Data listing

--- Begin ---

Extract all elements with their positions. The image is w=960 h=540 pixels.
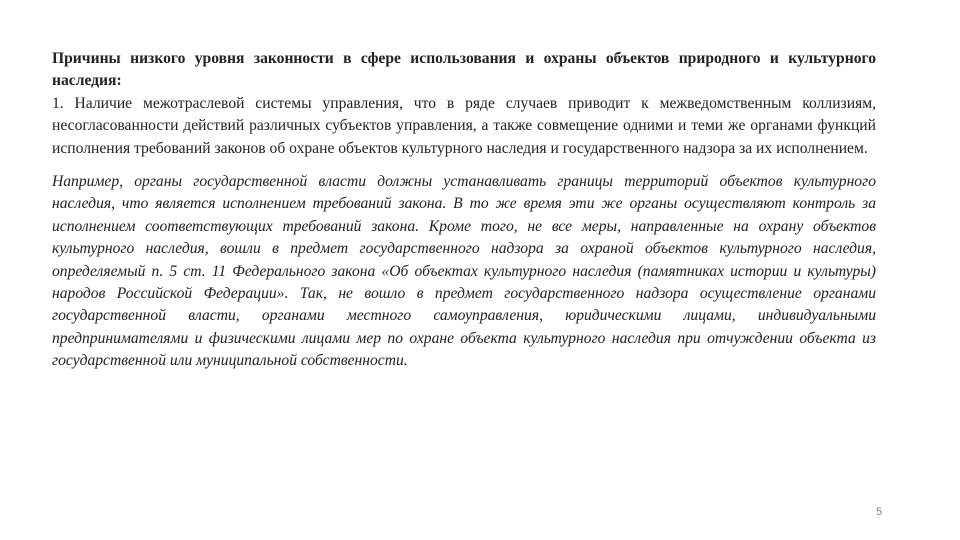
slide-text-body bbox=[52, 48, 876, 373]
paragraph-reasons: 1. Наличие межотраслевой системы управления, что в ряде случаев приводит к межведомственным коллизиям, несогласованности действий различных субъектов управления, а также совмещение одними и теми же органами функций исполнения требований законов об охране объектов культурного наследия и государственного надзора за их исполнением. bbox=[52, 94, 876, 157]
slide-heading: Причины низкого уровня законности в сфере использования и охраны объектов природного и культурного наследия: bbox=[52, 50, 876, 90]
page-number: 5 bbox=[876, 506, 883, 518]
paragraph-example: Например, органы государственной власти должны устанавливать границы территорий объектов культурного наследия, что является исполнением требований закона. В то же время эти же органы осуществляют контроль за исполнением соответствующих требований закона. Кроме того, не все меры, направленные на охрану объектов культурного наследия, вошли в предмет государственного надзора за охраной объектов культурного наследия, определяемый п. 5 ст. 11 Федерального закона «Об объектах культурного наследия (памятниках истории и культуры) народов Российской Федерации». Так, не вошло в предмет государственного надзора осуществление органами государственной власти, органами местного самоуправления, юридическими лицами, индивидуальными предпринимателями и физическими лицами мер по охране объекта культурного наследия при отчуждении объекта из государственной или муниципальной собственности. bbox=[52, 173, 876, 370]
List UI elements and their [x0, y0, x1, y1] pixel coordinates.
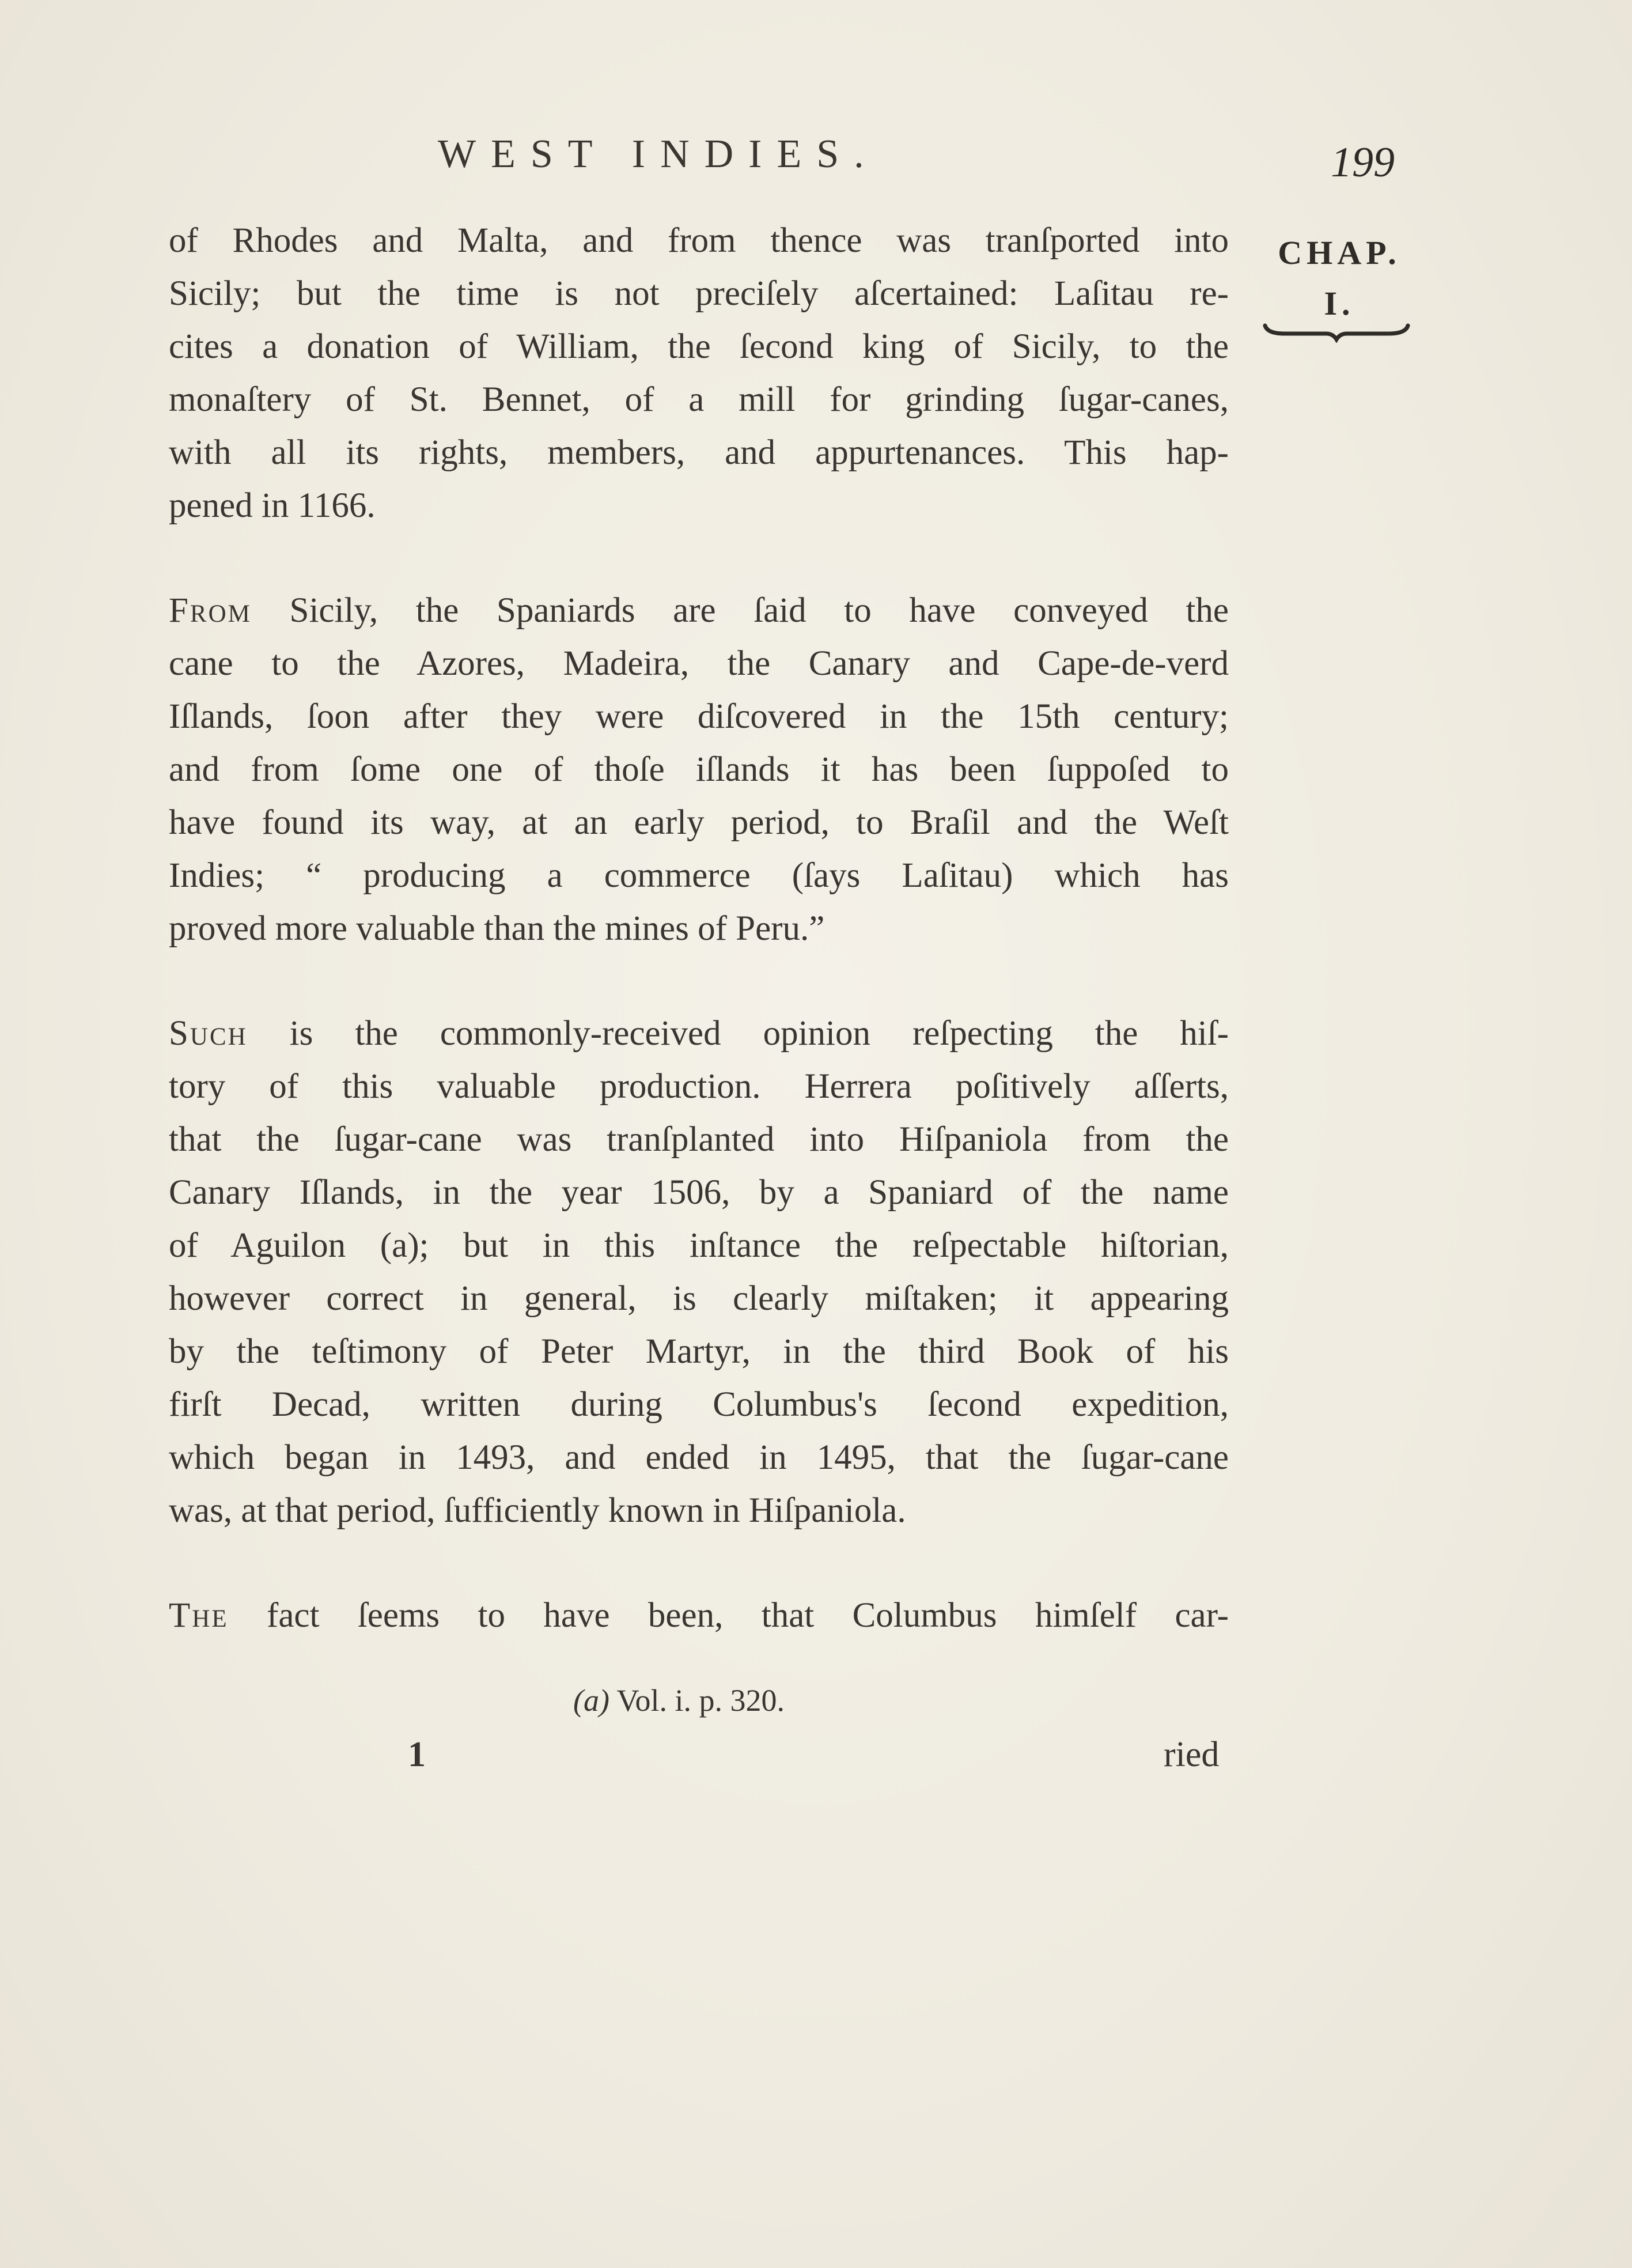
footnote-text: Vol. i. p. 320. [609, 1683, 785, 1718]
text-line-rest: Sicily, the Spaniards are ſaid to have conveyed the [251, 591, 1229, 630]
footnote-mark: (a) [573, 1683, 609, 1718]
main-text [169, 214, 1229, 1642]
lead-word: From [169, 591, 252, 630]
paragraph-gap [169, 1537, 1229, 1589]
text-line: that the ſugar-cane was tranſplanted into Hiſpaniola from the [169, 1120, 1229, 1159]
margin-note-chapter: CHAP. [1278, 234, 1401, 271]
catchword: ried [1164, 1735, 1220, 1774]
text-line: of Rhodes and Malta, and from thence was tranſported into [169, 221, 1229, 260]
text-line-first [169, 1589, 1229, 1642]
lead-word: Such [169, 1014, 248, 1053]
text-line: of Aguilon (a); but in this inſtance the reſpectable hiſtorian, [169, 1226, 1229, 1265]
paragraph-1 [169, 214, 1229, 532]
paragraph-gap [169, 955, 1229, 1007]
text-line-rest: fact ſeems to have been, that Columbus himſelf car- [228, 1596, 1229, 1635]
text-line: Indies; “ producing a commerce (ſays Laſitau) which has [169, 856, 1229, 895]
text-line-rest: is the commonly-received opinion reſpecting the hiſ- [247, 1014, 1229, 1053]
text-line: by the teſtimony of Peter Martyr, in the third Book of his [169, 1332, 1229, 1371]
text-line: however correct in general, is clearly miſtaken; it appearing [169, 1279, 1229, 1318]
text-line-first [169, 584, 1229, 637]
paragraph-gap [169, 532, 1229, 584]
text-line: Canary Iſlands, in the year 1506, by a Spaniard of the name [169, 1173, 1229, 1212]
running-title: WEST INDIES. [438, 132, 879, 176]
margin-note-number: I. [1324, 285, 1355, 322]
text-line: which began in 1493, and ended in 1495, that the ſugar-cane [169, 1438, 1229, 1477]
text-line: tory of this valuable production. Herrera poſitively aſſerts, [169, 1067, 1229, 1106]
text-line: and from ſome one of thoſe iſlands it has been ſuppoſed to [169, 750, 1229, 789]
text-line: have found its way, at an early period, to Braſil and the Weſt [169, 803, 1229, 842]
text-line: with all its rights, members, and appurtenances. This hap- [169, 433, 1229, 472]
text-line: cites a donation of William, the ſecond king of Sicily, to the [169, 327, 1229, 366]
page-number: 199 [1331, 139, 1395, 186]
text-line-first [169, 1007, 1229, 1060]
paragraph-4 [169, 1589, 1229, 1642]
text-line: cane to the Azores, Madeira, the Canary and Cape-de-verd [169, 644, 1229, 683]
margin-note [1259, 228, 1420, 329]
lead-word: The [169, 1596, 229, 1635]
signature-mark: 1 [408, 1735, 426, 1774]
text-line: was, at that period, ſufficiently known in Hiſpaniola. [169, 1491, 906, 1530]
text-line: pened in 1166. [169, 486, 376, 525]
text-line: firſt Decad, written during Columbus's ſecond expedition, [169, 1385, 1229, 1424]
margin-brace-ornament [1262, 320, 1411, 343]
text-line: Iſlands, ſoon after they were diſcovered in the 15th century; [169, 697, 1229, 736]
text-line: monaſtery of St. Bennet, of a mill for grinding ſugar-canes, [169, 380, 1229, 419]
footnote [573, 1683, 785, 1718]
text-line: proved more valuable than the mines of Peru.” [169, 909, 825, 948]
paragraph-3 [169, 1007, 1229, 1537]
paragraph-2 [169, 584, 1229, 955]
text-line: Sicily; but the time is not preciſely aſcertained: Laſitau re- [169, 274, 1229, 313]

--- End ---

Aim
Rewrite every line of the material with "catchword" replaced by "custos", changing nothing else. Omit the pictures from your answer.

Written response
Extract all elements with their positions. The image is w=960 h=540 pixels.
slide-text-body bbox=[52, 48, 876, 373]
paragraph-reasons: 1. Наличие межотраслевой системы управления, что в ряде случаев приводит к межведомственным коллизиям, несогласованности действий различных субъектов управления, а также совмещение одними и теми же органами функций исполнения требований законов об охране объектов культурного наследия и государственного надзора за их исполнением. bbox=[52, 94, 876, 157]
slide-heading: Причины низкого уровня законности в сфере использования и охраны объектов природного и культурного наследия: bbox=[52, 50, 876, 90]
page-number: 5 bbox=[876, 506, 883, 518]
paragraph-example: Например, органы государственной власти должны устанавливать границы территорий объектов культурного наследия, что является исполнением требований закона. В то же время эти же органы осуществляют контроль за исполнением соответствующих требований закона. Кроме того, не все меры, направленные на охрану объектов культурного наследия, вошли в предмет государственного надзора за охраной объектов культурного наследия, определяемый п. 5 ст. 11 Федерального закона «Об объектах культурного наследия (памятниках истории и культуры) народов Российской Федерации». Так, не вошло в предмет государственного надзора осуществление органами государственной власти, органами местного самоуправления, юридическими лицами, индивидуальными предпринимателями и физическими лицами мер по охране объекта культурного наследия при отчуждении объекта из государственной или муниципальной собственности. bbox=[52, 173, 876, 370]
List UI elements and their [x0, y0, x1, y1] pixel coordinates.
footnote-text: Vol. i. p. 320. [609, 1683, 785, 1718]
text-line-rest: Sicily, the Spaniards are ſaid to have conveyed the [251, 591, 1229, 630]
footnote-mark: (a) [573, 1683, 609, 1718]
main-text [169, 214, 1229, 1642]
lead-word: From [169, 591, 252, 630]
paragraph-gap [169, 1537, 1229, 1589]
text-line: that the ſugar-cane was tranſplanted into Hiſpaniola from the [169, 1120, 1229, 1159]
margin-note-chapter: CHAP. [1278, 234, 1401, 271]
custos: ried [1164, 1735, 1220, 1774]
text-line: of Rhodes and Malta, and from thence was tranſported into [169, 221, 1229, 260]
text-line-first [169, 1589, 1229, 1642]
lead-word: Such [169, 1014, 248, 1053]
text-line: of Aguilon (a); but in this inſtance the reſpectable hiſtorian, [169, 1226, 1229, 1265]
paragraph-1 [169, 214, 1229, 532]
paragraph-gap [169, 955, 1229, 1007]
text-line-rest: fact ſeems to have been, that Columbus himſelf car- [228, 1596, 1229, 1635]
text-line: Indies; “ producing a commerce (ſays Laſitau) which has [169, 856, 1229, 895]
text-line-rest: is the commonly-received opinion reſpecting the hiſ- [247, 1014, 1229, 1053]
text-line: by the teſtimony of Peter Martyr, in the third Book of his [169, 1332, 1229, 1371]
text-line: however correct in general, is clearly miſtaken; it appearing [169, 1279, 1229, 1318]
text-line-first [169, 584, 1229, 637]
paragraph-gap [169, 532, 1229, 584]
text-line: Canary Iſlands, in the year 1506, by a Spaniard of the name [169, 1173, 1229, 1212]
running-title: WEST INDIES. [438, 132, 879, 176]
margin-note-number: I. [1324, 285, 1355, 322]
text-line: which began in 1493, and ended in 1495, that the ſugar-cane [169, 1438, 1229, 1477]
text-line: tory of this valuable production. Herrera poſitively aſſerts, [169, 1067, 1229, 1106]
text-line: and from ſome one of thoſe iſlands it has been ſuppoſed to [169, 750, 1229, 789]
text-line: have found its way, at an early period, to Braſil and the Weſt [169, 803, 1229, 842]
text-line: with all its rights, members, and appurtenances. This hap- [169, 433, 1229, 472]
text-line: cites a donation of William, the ſecond king of Sicily, to the [169, 327, 1229, 366]
page-number: 199 [1331, 139, 1395, 186]
text-line-first [169, 1007, 1229, 1060]
paragraph-4 [169, 1589, 1229, 1642]
text-line: cane to the Azores, Madeira, the Canary and Cape-de-verd [169, 644, 1229, 683]
margin-note [1259, 228, 1420, 329]
lead-word: The [169, 1596, 229, 1635]
signature-mark: 1 [408, 1735, 426, 1774]
text-line: was, at that period, ſufficiently known in Hiſpaniola. [169, 1491, 906, 1530]
text-line: pened in 1166. [169, 486, 376, 525]
text-line: firſt Decad, written during Columbus's ſecond expedition, [169, 1385, 1229, 1424]
margin-brace-ornament [1262, 320, 1411, 343]
text-line: Iſlands, ſoon after they were diſcovered in the 15th century; [169, 697, 1229, 736]
text-line: monaſtery of St. Bennet, of a mill for grinding ſugar-canes, [169, 380, 1229, 419]
footnote [573, 1683, 785, 1718]
text-line: proved more valuable than the mines of Peru.” [169, 909, 825, 948]
paragraph-3 [169, 1007, 1229, 1537]
paragraph-2 [169, 584, 1229, 955]
text-line: Sicily; but the time is not preciſely aſcertained: Laſitau re- [169, 274, 1229, 313]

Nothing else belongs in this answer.